*Stored entries*.
--- start ---
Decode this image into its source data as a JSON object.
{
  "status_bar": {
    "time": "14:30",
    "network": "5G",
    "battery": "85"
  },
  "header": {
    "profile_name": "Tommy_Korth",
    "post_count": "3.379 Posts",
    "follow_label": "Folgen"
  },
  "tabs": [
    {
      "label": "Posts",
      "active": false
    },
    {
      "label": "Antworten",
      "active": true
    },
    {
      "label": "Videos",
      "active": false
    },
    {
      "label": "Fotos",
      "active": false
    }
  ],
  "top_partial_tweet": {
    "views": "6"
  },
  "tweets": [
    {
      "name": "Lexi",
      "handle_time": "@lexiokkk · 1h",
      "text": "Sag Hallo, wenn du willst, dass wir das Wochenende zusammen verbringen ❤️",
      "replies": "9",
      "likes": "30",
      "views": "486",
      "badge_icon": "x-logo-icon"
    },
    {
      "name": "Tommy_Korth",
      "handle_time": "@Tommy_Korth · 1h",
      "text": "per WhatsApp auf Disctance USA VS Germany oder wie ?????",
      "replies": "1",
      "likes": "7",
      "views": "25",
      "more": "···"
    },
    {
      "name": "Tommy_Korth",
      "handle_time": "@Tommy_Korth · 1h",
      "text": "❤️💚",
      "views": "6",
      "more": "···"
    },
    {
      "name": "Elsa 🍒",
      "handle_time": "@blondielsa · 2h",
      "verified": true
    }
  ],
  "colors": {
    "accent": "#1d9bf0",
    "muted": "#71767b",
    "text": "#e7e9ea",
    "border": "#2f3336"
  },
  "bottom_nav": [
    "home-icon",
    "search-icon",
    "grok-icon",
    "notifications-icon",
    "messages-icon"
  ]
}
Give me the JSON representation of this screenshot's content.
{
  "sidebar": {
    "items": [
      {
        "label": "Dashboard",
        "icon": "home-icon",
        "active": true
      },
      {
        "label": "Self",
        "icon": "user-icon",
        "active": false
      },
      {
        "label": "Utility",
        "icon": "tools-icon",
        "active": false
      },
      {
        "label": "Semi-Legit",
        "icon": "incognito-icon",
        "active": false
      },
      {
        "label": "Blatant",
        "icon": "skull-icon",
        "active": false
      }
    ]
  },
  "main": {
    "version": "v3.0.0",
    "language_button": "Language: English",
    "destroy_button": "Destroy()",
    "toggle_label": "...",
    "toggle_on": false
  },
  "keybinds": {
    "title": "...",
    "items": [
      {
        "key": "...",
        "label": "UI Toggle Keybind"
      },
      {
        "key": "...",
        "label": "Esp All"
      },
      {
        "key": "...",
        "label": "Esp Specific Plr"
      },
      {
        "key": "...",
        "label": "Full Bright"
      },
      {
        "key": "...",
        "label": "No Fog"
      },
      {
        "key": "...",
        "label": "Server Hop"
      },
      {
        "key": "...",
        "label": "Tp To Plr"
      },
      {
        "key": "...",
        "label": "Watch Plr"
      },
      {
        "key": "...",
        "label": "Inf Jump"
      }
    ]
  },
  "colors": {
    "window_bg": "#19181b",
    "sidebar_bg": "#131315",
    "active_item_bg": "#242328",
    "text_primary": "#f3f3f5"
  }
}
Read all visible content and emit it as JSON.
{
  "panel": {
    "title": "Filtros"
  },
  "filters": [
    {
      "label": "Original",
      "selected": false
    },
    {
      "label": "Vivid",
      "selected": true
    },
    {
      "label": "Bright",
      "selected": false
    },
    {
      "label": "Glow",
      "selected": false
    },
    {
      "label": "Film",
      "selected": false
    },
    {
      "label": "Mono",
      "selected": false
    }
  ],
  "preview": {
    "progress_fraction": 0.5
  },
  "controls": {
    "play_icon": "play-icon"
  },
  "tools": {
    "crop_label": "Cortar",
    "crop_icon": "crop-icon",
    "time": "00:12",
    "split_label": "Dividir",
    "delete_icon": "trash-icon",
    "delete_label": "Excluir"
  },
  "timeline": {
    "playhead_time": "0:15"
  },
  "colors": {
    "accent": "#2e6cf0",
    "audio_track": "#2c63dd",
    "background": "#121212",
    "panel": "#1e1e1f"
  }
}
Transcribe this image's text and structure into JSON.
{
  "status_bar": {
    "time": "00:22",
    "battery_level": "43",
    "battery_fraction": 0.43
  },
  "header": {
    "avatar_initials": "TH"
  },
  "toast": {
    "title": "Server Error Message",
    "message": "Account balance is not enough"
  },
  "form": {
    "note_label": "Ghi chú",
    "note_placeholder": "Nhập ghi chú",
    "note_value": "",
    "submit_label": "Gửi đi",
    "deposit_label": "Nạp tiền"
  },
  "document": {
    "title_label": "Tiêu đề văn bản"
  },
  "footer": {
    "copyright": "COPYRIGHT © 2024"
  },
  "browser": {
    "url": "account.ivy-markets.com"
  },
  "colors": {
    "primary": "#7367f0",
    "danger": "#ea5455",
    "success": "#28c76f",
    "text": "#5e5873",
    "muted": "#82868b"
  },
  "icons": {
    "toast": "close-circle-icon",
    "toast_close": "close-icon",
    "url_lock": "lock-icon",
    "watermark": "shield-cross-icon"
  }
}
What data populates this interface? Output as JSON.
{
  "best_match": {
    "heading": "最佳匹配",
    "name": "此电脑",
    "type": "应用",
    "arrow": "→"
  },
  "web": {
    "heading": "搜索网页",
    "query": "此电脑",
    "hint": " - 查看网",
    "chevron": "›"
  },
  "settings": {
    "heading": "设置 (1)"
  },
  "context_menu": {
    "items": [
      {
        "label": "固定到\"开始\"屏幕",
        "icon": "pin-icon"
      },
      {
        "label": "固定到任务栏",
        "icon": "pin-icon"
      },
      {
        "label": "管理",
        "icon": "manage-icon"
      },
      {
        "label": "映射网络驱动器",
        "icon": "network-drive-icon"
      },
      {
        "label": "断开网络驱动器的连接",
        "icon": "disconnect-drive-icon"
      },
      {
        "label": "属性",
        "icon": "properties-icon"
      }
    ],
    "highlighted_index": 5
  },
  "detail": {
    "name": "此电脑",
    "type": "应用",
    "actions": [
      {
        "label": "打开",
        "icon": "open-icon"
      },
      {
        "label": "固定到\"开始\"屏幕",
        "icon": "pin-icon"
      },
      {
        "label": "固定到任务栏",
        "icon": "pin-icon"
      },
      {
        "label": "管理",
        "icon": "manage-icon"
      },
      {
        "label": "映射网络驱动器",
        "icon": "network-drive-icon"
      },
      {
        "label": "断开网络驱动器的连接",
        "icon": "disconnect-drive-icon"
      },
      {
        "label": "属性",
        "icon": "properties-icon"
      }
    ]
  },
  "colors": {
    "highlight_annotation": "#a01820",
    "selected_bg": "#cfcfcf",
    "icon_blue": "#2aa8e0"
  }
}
--- end ---
Please set down each line of the records exactly as given.

*EXPECTED ANSWER*.
Decode this image into its source data as a JSON object.
{
  "status_bar": {
    "time": "14:30",
    "network": "5G",
    "battery": "85"
  },
  "header": {
    "profile_name": "Tommy_Korth",
    "post_count": "3.379 Posts",
    "follow_label": "Folgen"
  },
  "tabs": [
    {
      "label": "Posts",
      "active": false
    },
    {
      "label": "Antworten",
      "active": true
    },
    {
      "label": "Videos",
      "active": false
    },
    {
      "label": "Fotos",
      "active": false
    }
  ],
  "top_partial_tweet": {
    "views": "6"
  },
  "tweets": [
    {
      "name": "Lexi",
      "handle_time": "@lexiokkk · 1h",
      "text": "Sag Hallo, wenn du willst, dass wir das Wochenende zusammen verbringen ❤️",
      "replies": "9",
      "likes": "30",
      "views": "486",
      "badge_icon": "x-logo-icon"
    },
    {
      "name": "Tommy_Korth",
      "handle_time": "@Tommy_Korth · 1h",
      "text": "per WhatsApp auf Disctance USA VS Germany oder wie ?????",
      "replies": "1",
      "likes": "7",
      "views": "25",
      "more": "···"
    },
    {
      "name": "Tommy_Korth",
      "handle_time": "@Tommy_Korth · 1h",
      "text": "❤️💚",
      "views": "6",
      "more": "···"
    },
    {
      "name": "Elsa 🍒",
      "handle_time": "@blondielsa · 2h",
      "verified": true
    }
  ],
  "colors": {
    "accent": "#1d9bf0",
    "muted": "#71767b",
    "text": "#e7e9ea",
    "border": "#2f3336"
  },
  "bottom_nav": [
    "home-icon",
    "search-icon",
    "grok-icon",
    "notifications-icon",
    "messages-icon"
  ]
}
Give me the JSON representation of this screenshot's content.
{
  "sidebar": {
    "items": [
      {
        "label": "Dashboard",
        "icon": "home-icon",
        "active": true
      },
      {
        "label": "Self",
        "icon": "user-icon",
        "active": false
      },
      {
        "label": "Utility",
        "icon": "tools-icon",
        "active": false
      },
      {
        "label": "Semi-Legit",
        "icon": "incognito-icon",
        "active": false
      },
      {
        "label": "Blatant",
        "icon": "skull-icon",
        "active": false
      }
    ]
  },
  "main": {
    "version": "v3.0.0",
    "language_button": "Language: English",
    "destroy_button": "Destroy()",
    "toggle_label": "...",
    "toggle_on": false
  },
  "keybinds": {
    "title": "...",
    "items": [
      {
        "key": "...",
        "label": "UI Toggle Keybind"
      },
      {
        "key": "...",
        "label": "Esp All"
      },
      {
        "key": "...",
        "label": "Esp Specific Plr"
      },
      {
        "key": "...",
        "label": "Full Bright"
      },
      {
        "key": "...",
        "label": "No Fog"
      },
      {
        "key": "...",
        "label": "Server Hop"
      },
      {
        "key": "...",
        "label": "Tp To Plr"
      },
      {
        "key": "...",
        "label": "Watch Plr"
      },
      {
        "key": "...",
        "label": "Inf Jump"
      }
    ]
  },
  "colors": {
    "window_bg": "#19181b",
    "sidebar_bg": "#131315",
    "active_item_bg": "#242328",
    "text_primary": "#f3f3f5"
  }
}
Read all visible content and emit it as JSON.
{
  "panel": {
    "title": "Filtros"
  },
  "filters": [
    {
      "label": "Original",
      "selected": false
    },
    {
      "label": "Vivid",
      "selected": true
    },
    {
      "label": "Bright",
      "selected": false
    },
    {
      "label": "Glow",
      "selected": false
    },
    {
      "label": "Film",
      "selected": false
    },
    {
      "label": "Mono",
      "selected": false
    }
  ],
  "preview": {
    "progress_fraction": 0.5
  },
  "controls": {
    "play_icon": "play-icon"
  },
  "tools": {
    "crop_label": "Cortar",
    "crop_icon": "crop-icon",
    "time": "00:12",
    "split_label": "Dividir",
    "delete_icon": "trash-icon",
    "delete_label": "Excluir"
  },
  "timeline": {
    "playhead_time": "0:15"
  },
  "colors": {
    "accent": "#2e6cf0",
    "audio_track": "#2c63dd",
    "background": "#121212",
    "panel": "#1e1e1f"
  }
}
Transcribe this image's text and structure into JSON.
{
  "status_bar": {
    "time": "00:22",
    "battery_level": "43",
    "battery_fraction": 0.43
  },
  "header": {
    "avatar_initials": "TH"
  },
  "toast": {
    "title": "Server Error Message",
    "message": "Account balance is not enough"
  },
  "form": {
    "note_label": "Ghi chú",
    "note_placeholder": "Nhập ghi chú",
    "note_value": "",
    "submit_label": "Gửi đi",
    "deposit_label": "Nạp tiền"
  },
  "document": {
    "title_label": "Tiêu đề văn bản"
  },
  "footer": {
    "copyright": "COPYRIGHT © 2024"
  },
  "browser": {
    "url": "account.ivy-markets.com"
  },
  "colors": {
    "primary": "#7367f0",
    "danger": "#ea5455",
    "success": "#28c76f",
    "text": "#5e5873",
    "muted": "#82868b"
  },
  "icons": {
    "toast": "close-circle-icon",
    "toast_close": "close-icon",
    "url_lock": "lock-icon",
    "watermark": "shield-cross-icon"
  }
}
What data populates this interface? Output as JSON.
{
  "best_match": {
    "heading": "最佳匹配",
    "name": "此电脑",
    "type": "应用",
    "arrow": "→"
  },
  "web": {
    "heading": "搜索网页",
    "query": "此电脑",
    "hint": " - 查看网",
    "chevron": "›"
  },
  "settings": {
    "heading": "设置 (1)"
  },
  "context_menu": {
    "items": [
      {
        "label": "固定到\"开始\"屏幕",
        "icon": "pin-icon"
      },
      {
        "label": "固定到任务栏",
        "icon": "pin-icon"
      },
      {
        "label": "管理",
        "icon": "manage-icon"
      },
      {
        "label": "映射网络驱动器",
        "icon": "network-drive-icon"
      },
      {
        "label": "断开网络驱动器的连接",
        "icon": "disconnect-drive-icon"
      },
      {
        "label": "属性",
        "icon": "properties-icon"
      }
    ],
    "highlighted_index": 5
  },
  "detail": {
    "name": "此电脑",
    "type": "应用",
    "actions": [
      {
        "label": "打开",
        "icon": "open-icon"
      },
      {
        "label": "固定到\"开始\"屏幕",
        "icon": "pin-icon"
      },
      {
        "label": "固定到任务栏",
        "icon": "pin-icon"
      },
      {
        "label": "管理",
        "icon": "manage-icon"
      },
      {
        "label": "映射网络驱动器",
        "icon": "network-drive-icon"
      },
      {
        "label": "断开网络驱动器的连接",
        "icon": "disconnect-drive-icon"
      },
      {
        "label": "属性",
        "icon": "properties-icon"
      }
    ]
  },
  "colors": {
    "highlight_annotation": "#a01820",
    "selected_bg": "#cfcfcf",
    "icon_blue": "#2aa8e0"
  }
}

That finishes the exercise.